━━━ Document
The restoring torque is

$$J = - 2 \times kx\left( {{L \over 2}} \right)\cos \theta = I\left( {{{{d^2}\theta } \over {d{t^2}}}} \right)$$

Now, $$x = {L \over 2}\sin \theta $$

Therefore, $$J = - k\left( {{{{L^2}} \over 2}} \right)\sin \theta \cos \theta = I\left( {{{{d^2}\theta } \over {d{t^2}}}} \right)$$

$$ \Rightarrow \left( {{{ - k{L^2}} \over 4}} \right)\sin 2\theta = I\left( {{{{d^2}\theta } \over {d{t^2}}}} \right)$$

For small $$\theta$$, $$\sin 2\theta = 2\theta $$. Therefore,

$${{ - k{L^2}\theta } \over 2} = I\left( {{{{d^2}\theta } \over {d{t^2}}}} \right)$$

where $$I = {{M{L^2}} \over {12}}$$. Therefore,

$${{{d^2}\theta } \over {d{t^2}}} = \left( {{{ - 6k} \over M}} \right)\theta = - {\omega ^2}\theta $$ (SHM)

$$ \Rightarrow \omega = \sqrt {{{6k} \over M}} $$

Hence, the frequency of oscillation is

$${\omega \over {2\pi }} = {1 \over {2\pi }}\sqrt {{{6k} \over M}} $$
━━━━━━
(Goals)
a) Summarize the derivation above in two sentences.
b) In the derivation above, what expression is used for the moment of inertia I?
━━━ Records
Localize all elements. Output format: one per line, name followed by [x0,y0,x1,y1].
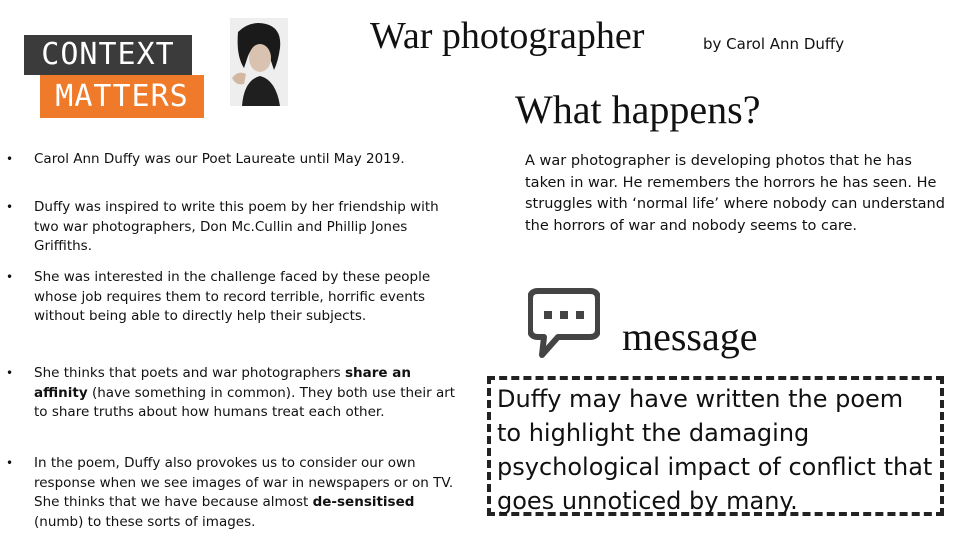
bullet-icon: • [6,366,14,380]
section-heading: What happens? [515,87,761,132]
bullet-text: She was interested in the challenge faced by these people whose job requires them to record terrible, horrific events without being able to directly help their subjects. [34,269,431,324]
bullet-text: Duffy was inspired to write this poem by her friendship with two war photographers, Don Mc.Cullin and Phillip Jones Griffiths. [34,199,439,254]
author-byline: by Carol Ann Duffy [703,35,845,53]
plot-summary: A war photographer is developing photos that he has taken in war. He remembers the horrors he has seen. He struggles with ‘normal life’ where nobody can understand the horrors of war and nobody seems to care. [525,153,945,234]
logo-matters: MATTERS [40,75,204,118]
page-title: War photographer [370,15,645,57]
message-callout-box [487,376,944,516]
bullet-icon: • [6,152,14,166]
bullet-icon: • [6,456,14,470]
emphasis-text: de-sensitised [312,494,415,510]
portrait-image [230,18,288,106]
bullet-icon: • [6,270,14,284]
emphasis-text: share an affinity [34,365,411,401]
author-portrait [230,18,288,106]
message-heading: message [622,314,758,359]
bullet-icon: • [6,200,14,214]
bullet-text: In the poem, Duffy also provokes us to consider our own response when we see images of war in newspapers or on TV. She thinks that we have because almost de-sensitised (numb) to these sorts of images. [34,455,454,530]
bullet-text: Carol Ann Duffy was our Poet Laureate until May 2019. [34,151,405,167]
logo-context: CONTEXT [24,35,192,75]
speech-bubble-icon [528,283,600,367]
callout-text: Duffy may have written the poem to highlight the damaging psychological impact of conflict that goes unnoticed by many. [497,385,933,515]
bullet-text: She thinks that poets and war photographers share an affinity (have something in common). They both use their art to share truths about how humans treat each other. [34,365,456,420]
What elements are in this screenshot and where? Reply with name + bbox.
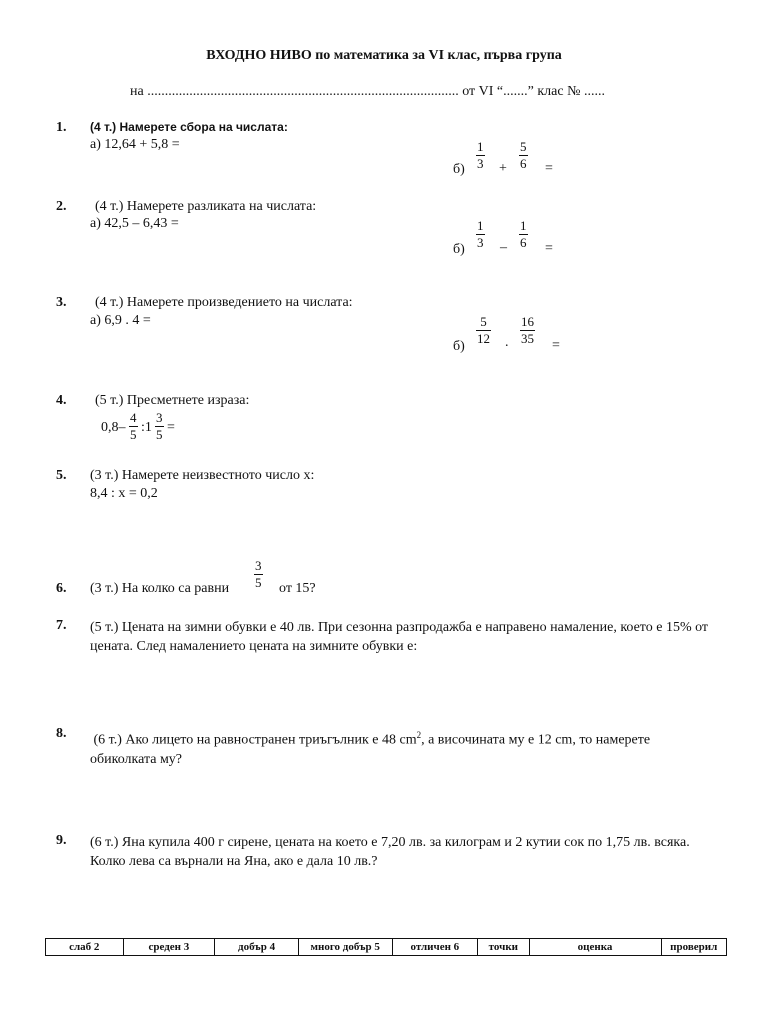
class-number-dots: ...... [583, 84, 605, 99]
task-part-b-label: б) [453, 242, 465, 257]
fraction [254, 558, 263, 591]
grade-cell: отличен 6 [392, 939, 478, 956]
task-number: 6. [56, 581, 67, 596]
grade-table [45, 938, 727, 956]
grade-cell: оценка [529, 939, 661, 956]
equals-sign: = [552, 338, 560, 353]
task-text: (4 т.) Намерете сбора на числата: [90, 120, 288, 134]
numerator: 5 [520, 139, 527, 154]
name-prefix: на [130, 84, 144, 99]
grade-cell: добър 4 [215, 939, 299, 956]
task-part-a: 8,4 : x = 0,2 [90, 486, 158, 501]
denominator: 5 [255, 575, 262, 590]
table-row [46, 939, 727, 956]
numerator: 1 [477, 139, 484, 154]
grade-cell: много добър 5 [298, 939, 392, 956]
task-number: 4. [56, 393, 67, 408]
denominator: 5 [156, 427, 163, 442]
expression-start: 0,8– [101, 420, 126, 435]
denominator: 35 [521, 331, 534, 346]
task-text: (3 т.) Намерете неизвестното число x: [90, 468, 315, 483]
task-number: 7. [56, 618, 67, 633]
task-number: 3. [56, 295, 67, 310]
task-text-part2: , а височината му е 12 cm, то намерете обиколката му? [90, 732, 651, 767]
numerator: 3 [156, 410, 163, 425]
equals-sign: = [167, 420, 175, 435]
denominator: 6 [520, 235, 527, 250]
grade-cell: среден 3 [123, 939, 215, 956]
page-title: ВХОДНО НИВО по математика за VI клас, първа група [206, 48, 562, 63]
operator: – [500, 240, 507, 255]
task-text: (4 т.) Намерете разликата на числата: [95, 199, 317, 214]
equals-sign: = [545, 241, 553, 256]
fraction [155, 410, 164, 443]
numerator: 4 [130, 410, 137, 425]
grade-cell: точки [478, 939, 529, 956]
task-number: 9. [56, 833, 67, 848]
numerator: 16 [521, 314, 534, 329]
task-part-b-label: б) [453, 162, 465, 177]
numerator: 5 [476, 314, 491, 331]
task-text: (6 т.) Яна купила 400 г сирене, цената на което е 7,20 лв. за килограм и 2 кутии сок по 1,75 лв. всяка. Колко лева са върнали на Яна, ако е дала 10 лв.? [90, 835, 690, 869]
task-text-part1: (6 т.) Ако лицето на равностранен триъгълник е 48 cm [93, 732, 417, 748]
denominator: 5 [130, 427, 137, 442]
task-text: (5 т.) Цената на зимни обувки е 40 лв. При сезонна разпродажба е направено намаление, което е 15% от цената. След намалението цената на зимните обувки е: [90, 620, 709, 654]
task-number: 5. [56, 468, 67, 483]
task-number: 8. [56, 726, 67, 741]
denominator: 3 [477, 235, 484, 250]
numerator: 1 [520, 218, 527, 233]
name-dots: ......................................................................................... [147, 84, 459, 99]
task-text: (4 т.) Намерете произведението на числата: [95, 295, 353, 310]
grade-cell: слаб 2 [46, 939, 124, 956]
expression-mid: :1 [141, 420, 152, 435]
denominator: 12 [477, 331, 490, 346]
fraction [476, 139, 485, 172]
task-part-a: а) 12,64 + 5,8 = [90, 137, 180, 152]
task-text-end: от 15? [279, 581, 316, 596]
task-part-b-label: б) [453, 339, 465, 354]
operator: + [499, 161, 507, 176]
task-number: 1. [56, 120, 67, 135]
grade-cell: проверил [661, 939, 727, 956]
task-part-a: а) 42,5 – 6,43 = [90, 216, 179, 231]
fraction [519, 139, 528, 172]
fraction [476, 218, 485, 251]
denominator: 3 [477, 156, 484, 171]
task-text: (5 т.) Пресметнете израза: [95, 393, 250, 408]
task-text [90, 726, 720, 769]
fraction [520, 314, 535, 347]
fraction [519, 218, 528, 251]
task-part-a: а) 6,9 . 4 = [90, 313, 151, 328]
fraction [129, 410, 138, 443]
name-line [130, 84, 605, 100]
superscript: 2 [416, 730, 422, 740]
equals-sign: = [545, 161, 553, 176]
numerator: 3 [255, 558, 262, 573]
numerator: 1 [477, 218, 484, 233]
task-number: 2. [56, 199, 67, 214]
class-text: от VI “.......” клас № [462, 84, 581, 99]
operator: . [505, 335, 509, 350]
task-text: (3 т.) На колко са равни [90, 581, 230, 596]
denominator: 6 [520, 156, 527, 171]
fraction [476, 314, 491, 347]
━━━━━━
(Answers by task)
a) The derivation starts from the restoring torque J = −2kx(L/2)cos θ with x = (L/2)sin θ. It rewrites the torque as (−kL²/4)sin 2θ, then uses sin 2θ = 2θ for small θ and I = ML²/12 to reach d²θ/dt² = −(6k/M)θ, which is simple harmonic motion with ω = √(6k/M) and a frequency of oscillation of (1/2π)√(6k/M).

b) I = ML²/12